● DATA EXCERPTS:
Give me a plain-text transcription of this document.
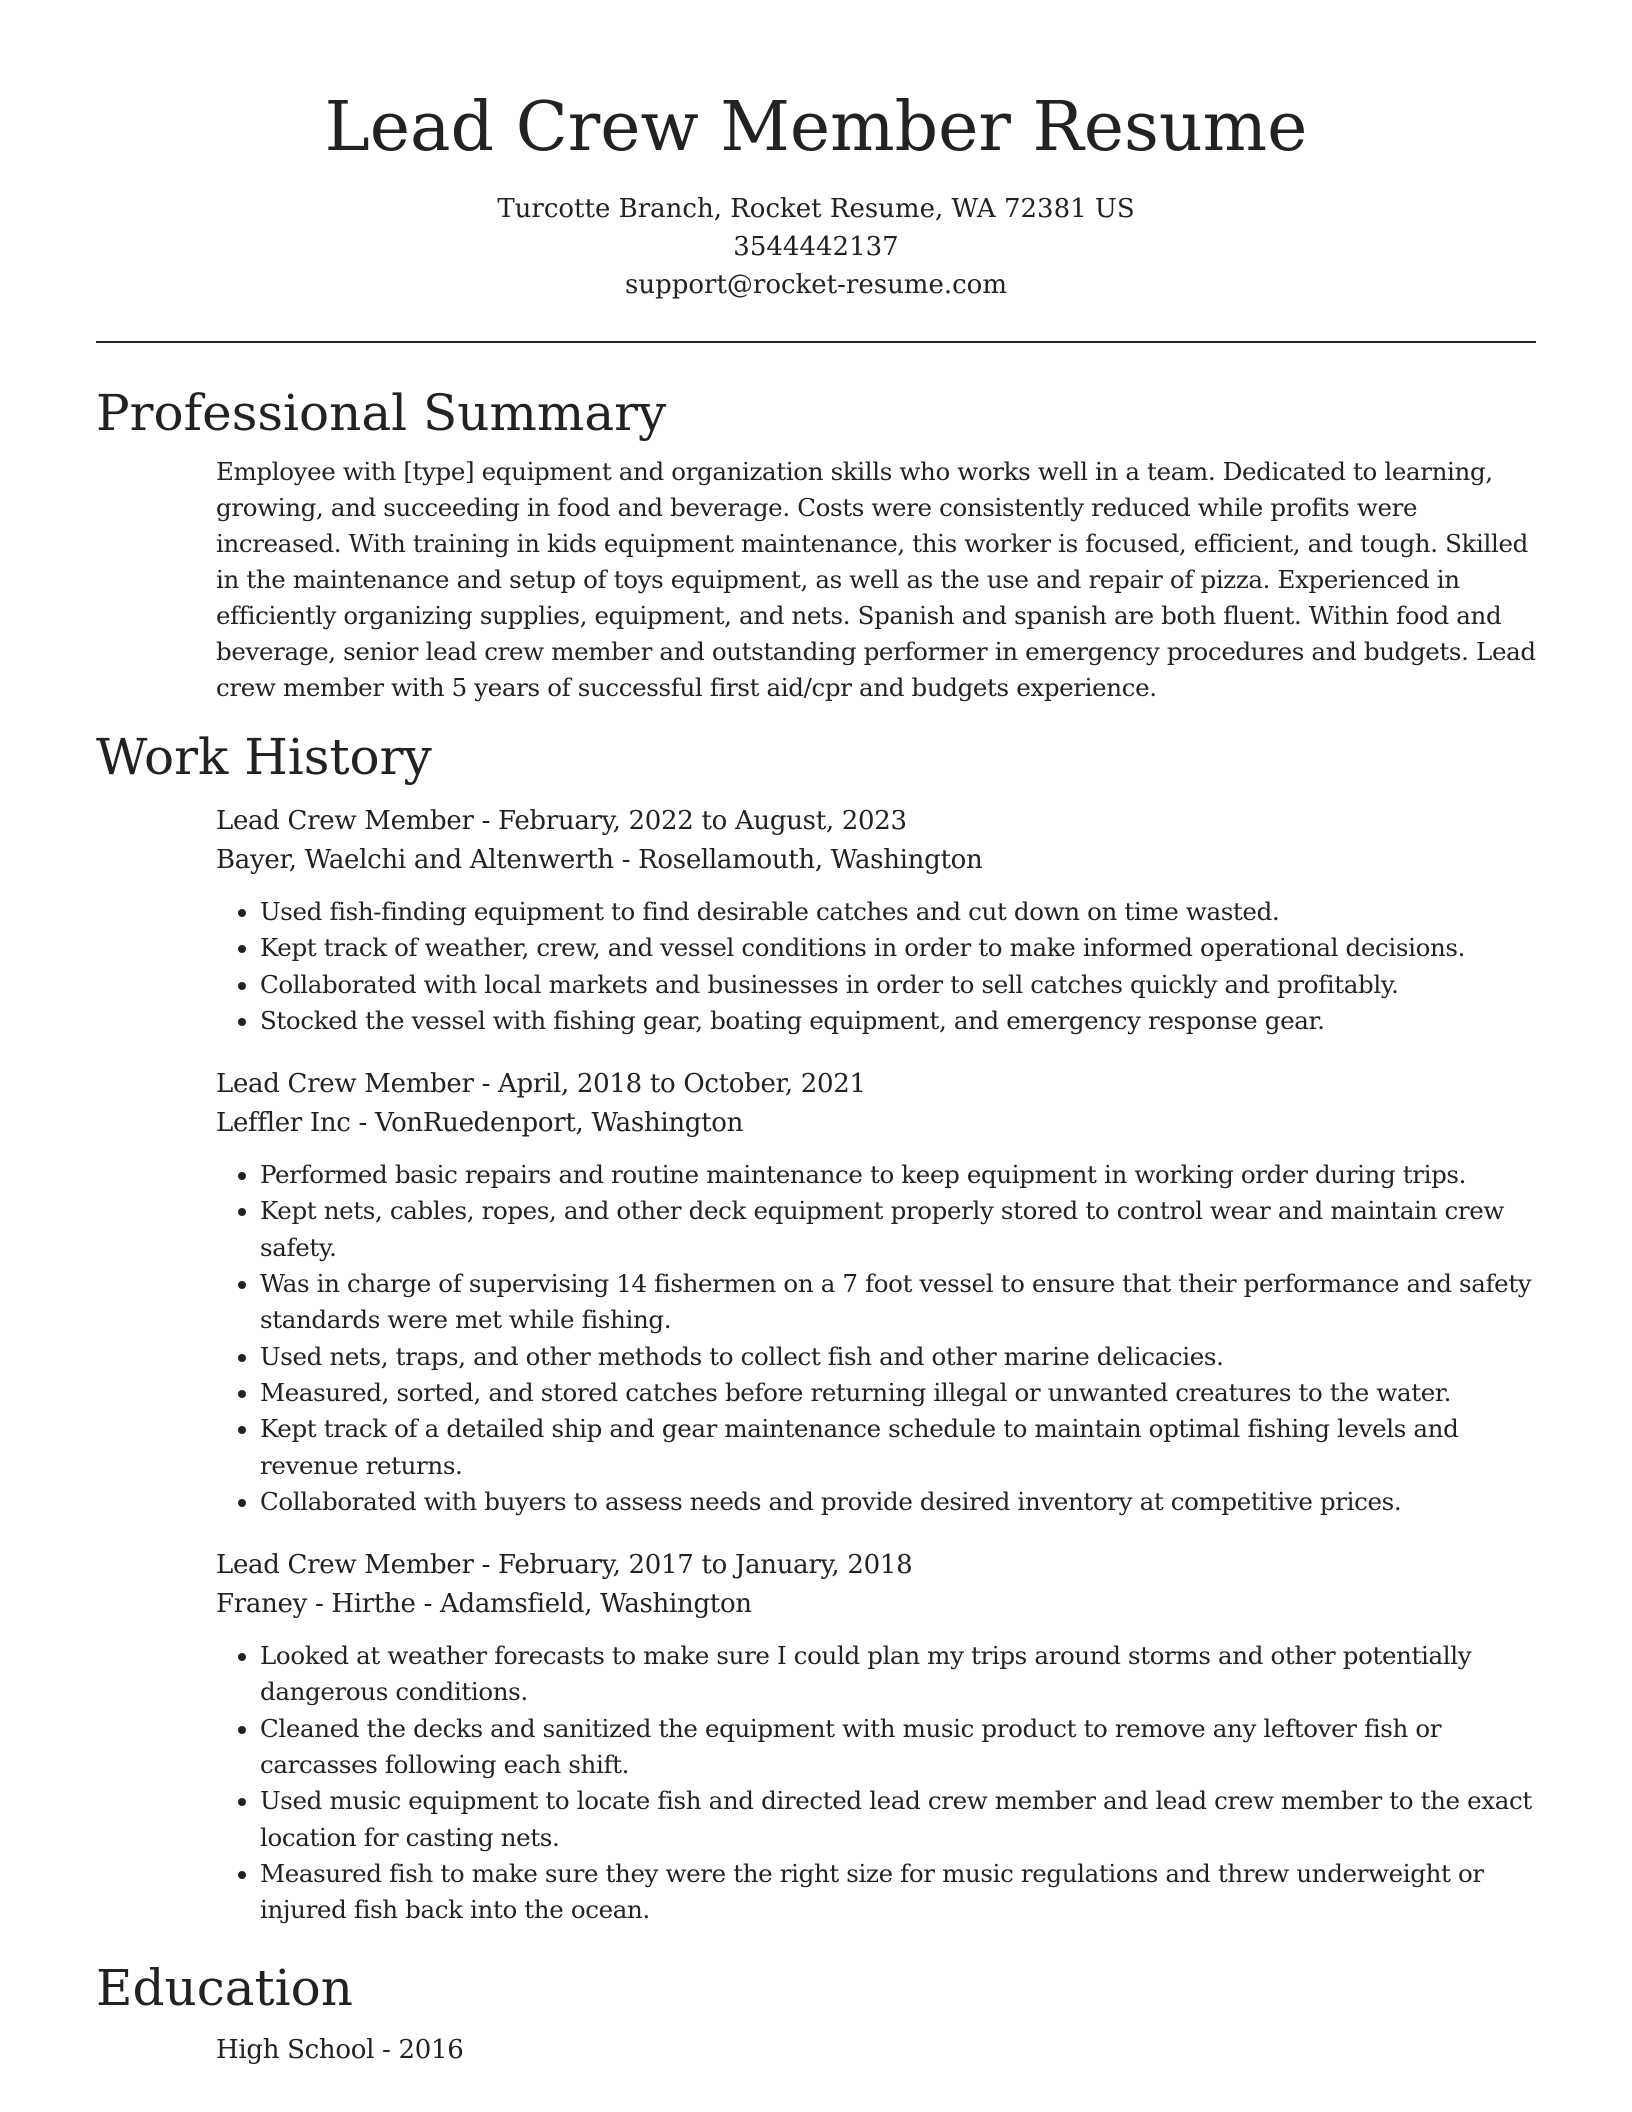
Lead Crew Member Resume
Turcotte Branch, Rocket Resume, WA 72381 US
3544442137
support@rocket-resume.com
Professional Summary

Employee with [type] equipment and organization skills who works well in a team. Dedicated to learning, growing, and succeeding in food and beverage. Costs were consistently reduced while profits were increased. With training in kids equipment maintenance, this worker is focused, efficient, and tough. Skilled in the maintenance and setup of toys equipment, as well as the use and repair of pizza. Experienced in efficiently organizing supplies, equipment, and nets. Spanish and spanish are both fluent. Within food and beverage, senior lead crew member and outstanding performer in emergency procedures and budgets. Lead crew member with 5 years of successful first aid/cpr and budgets experience.

Work History
Lead Crew Member - February, 2022 to August, 2023
Bayer, Waelchi and Altenwerth - Rosellamouth, Washington
• Used fish-finding equipment to find desirable catches and cut down on time wasted.
• Kept track of weather, crew, and vessel conditions in order to make informed operational decisions.
• Collaborated with local markets and businesses in order to sell catches quickly and profitably.
• Stocked the vessel with fishing gear, boating equipment, and emergency response gear.
Lead Crew Member - April, 2018 to October, 2021
Leffler Inc - VonRuedenport, Washington
• Performed basic repairs and routine maintenance to keep equipment in working order during trips.
• Kept nets, cables, ropes, and other deck equipment properly stored to control wear and maintain crew safety.
• Was in charge of supervising 14 fishermen on a 7 foot vessel to ensure that their performance and safety standards were met while fishing.
• Used nets, traps, and other methods to collect fish and other marine delicacies.
• Measured, sorted, and stored catches before returning illegal or unwanted creatures to the water.
• Kept track of a detailed ship and gear maintenance schedule to maintain optimal fishing levels and revenue returns.
• Collaborated with buyers to assess needs and provide desired inventory at competitive prices.
Lead Crew Member - February, 2017 to January, 2018
Franey - Hirthe - Adamsfield, Washington
• Looked at weather forecasts to make sure I could plan my trips around storms and other potentially dangerous conditions.
• Cleaned the decks and sanitized the equipment with music product to remove any leftover fish or carcasses following each shift.
• Used music equipment to locate fish and directed lead crew member and lead crew member to the exact location for casting nets.
• Measured fish to make sure they were the right size for music regulations and threw underweight or injured fish back into the ocean.
Education
High School - 2016
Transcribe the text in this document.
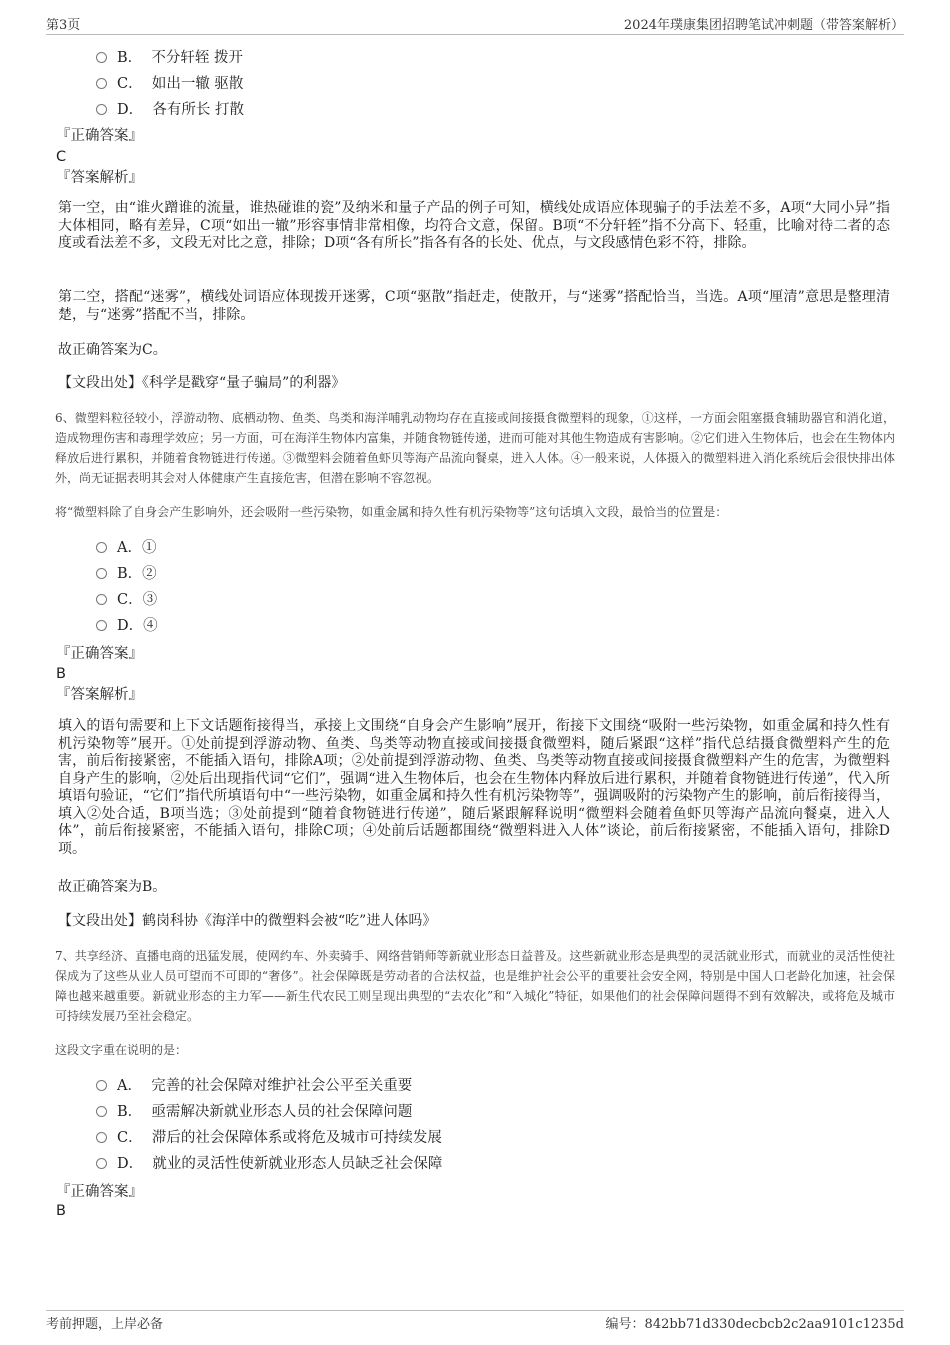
第3页	2024年璞康集团招聘笔试冲刺题（带答案解析）
B． 不分轩轾 拨开
C． 如出一辙 驱散
D． 各有所长 打散
『正确答案』
C
『答案解析』
第一空，由“谁火蹭谁的流量，谁热碰谁的瓷”及纳米和量子产品的例子可知，横线处成语应体现骗子的手法差不多，A项“大同小异”指大体相同，略有差异，C项“如出一辙”形容事情非常相像，均符合文意，保留。B项“不分轩轾”指不分高下、轻重，比喻对待二者的态度或看法差不多，文段无对比之意，排除；D项“各有所长”指各有各的长处、优点，与文段感情色彩不符，排除。
第二空，搭配“迷雾”，横线处词语应体现拨开迷雾，C项“驱散”指赶走，使散开，与“迷雾”搭配恰当，当选。A项“厘清”意思是整理清楚，与“迷雾”搭配不当，排除。
故正确答案为C。
【文段出处】《科学是戳穿“量子骗局”的利器》
6、微塑料粒径较小，浮游动物、底栖动物、鱼类、鸟类和海洋哺乳动物均存在直接或间接摄食微塑料的现象，①这样，一方面会阻塞摄食辅助器官和消化道，造成物理伤害和毒理学效应；另一方面，可在海洋生物体内富集，并随食物链传递，进而可能对其他生物造成有害影响。②它们进入生物体后，也会在生物体内释放后进行累积，并随着食物链进行传递。③微塑料会随着鱼虾贝等海产品流向餐桌，进入人体。④一般来说，人体摄入的微塑料进入消化系统后会很快排出体外，尚无证据表明其会对人体健康产生直接危害，但潜在影响不容忽视。
将“微塑料除了自身会产生影响外，还会吸附一些污染物，如重金属和持久性有机污染物等”这句话填入文段，最恰当的位置是：
A．①
B．②
C．③
D．④
『正确答案』
B
『答案解析』
填入的语句需要和上下文话题衔接得当，承接上文围绕“自身会产生影响”展开，衔接下文围绕“吸附一些污染物，如重金属和持久性有机污染物等”展开。①处前提到浮游动物、鱼类、鸟类等动物直接或间接摄食微塑料，随后紧跟“这样”指代总结摄食微塑料产生的危害，前后衔接紧密，不能插入语句，排除A项；②处前提到浮游动物、鱼类、鸟类等动物直接或间接摄食微塑料产生的危害，为微塑料自身产生的影响，②处后出现指代词“它们”，强调“进入生物体后，也会在生物体内释放后进行累积，并随着食物链进行传递”，代入所填语句验证，“它们”指代所填语句中“一些污染物，如重金属和持久性有机污染物等”，强调吸附的污染物产生的影响，前后衔接得当，填入②处合适，B项当选；③处前提到“随着食物链进行传递”，随后紧跟解释说明“微塑料会随着鱼虾贝等海产品流向餐桌，进入人体”，前后衔接紧密，不能插入语句，排除C项；④处前后话题都围绕“微塑料进入人体”谈论，前后衔接紧密，不能插入语句，排除D项。
故正确答案为B。
【文段出处】鹤岗科协《海洋中的微塑料会被“吃”进人体吗》
7、共享经济、直播电商的迅猛发展，使网约车、外卖骑手、网络营销师等新就业形态日益普及。这些新就业形态是典型的灵活就业形式，而就业的灵活性使社保成为了这些从业人员可望而不可即的“奢侈”。社会保障既是劳动者的合法权益，也是维护社会公平的重要社会安全网，特别是中国人口老龄化加速，社会保障也越来越重要。新就业形态的主力军——新生代农民工则呈现出典型的“去农化”和“入城化”特征，如果他们的社会保障问题得不到有效解决，或将危及城市可持续发展乃至社会稳定。
这段文字重在说明的是：
A． 完善的社会保障对维护社会公平至关重要
B． 亟需解决新就业形态人员的社会保障问题
C． 滞后的社会保障体系或将危及城市可持续发展
D． 就业的灵活性使新就业形态人员缺乏社会保障
『正确答案』
B
考前押题，上岸必备	编号：842bb71d330decbcb2c2aa9101c1235d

● STATED TASK: Show every line where the string "order" appears.

● WRITTEN ANSWER:
• Kept track of weather, crew, and vessel conditions in order to make informed operational decisions.
• Collaborated with local markets and businesses in order to sell catches quickly and profitably.
• Performed basic repairs and routine maintenance to keep equipment in working order during trips.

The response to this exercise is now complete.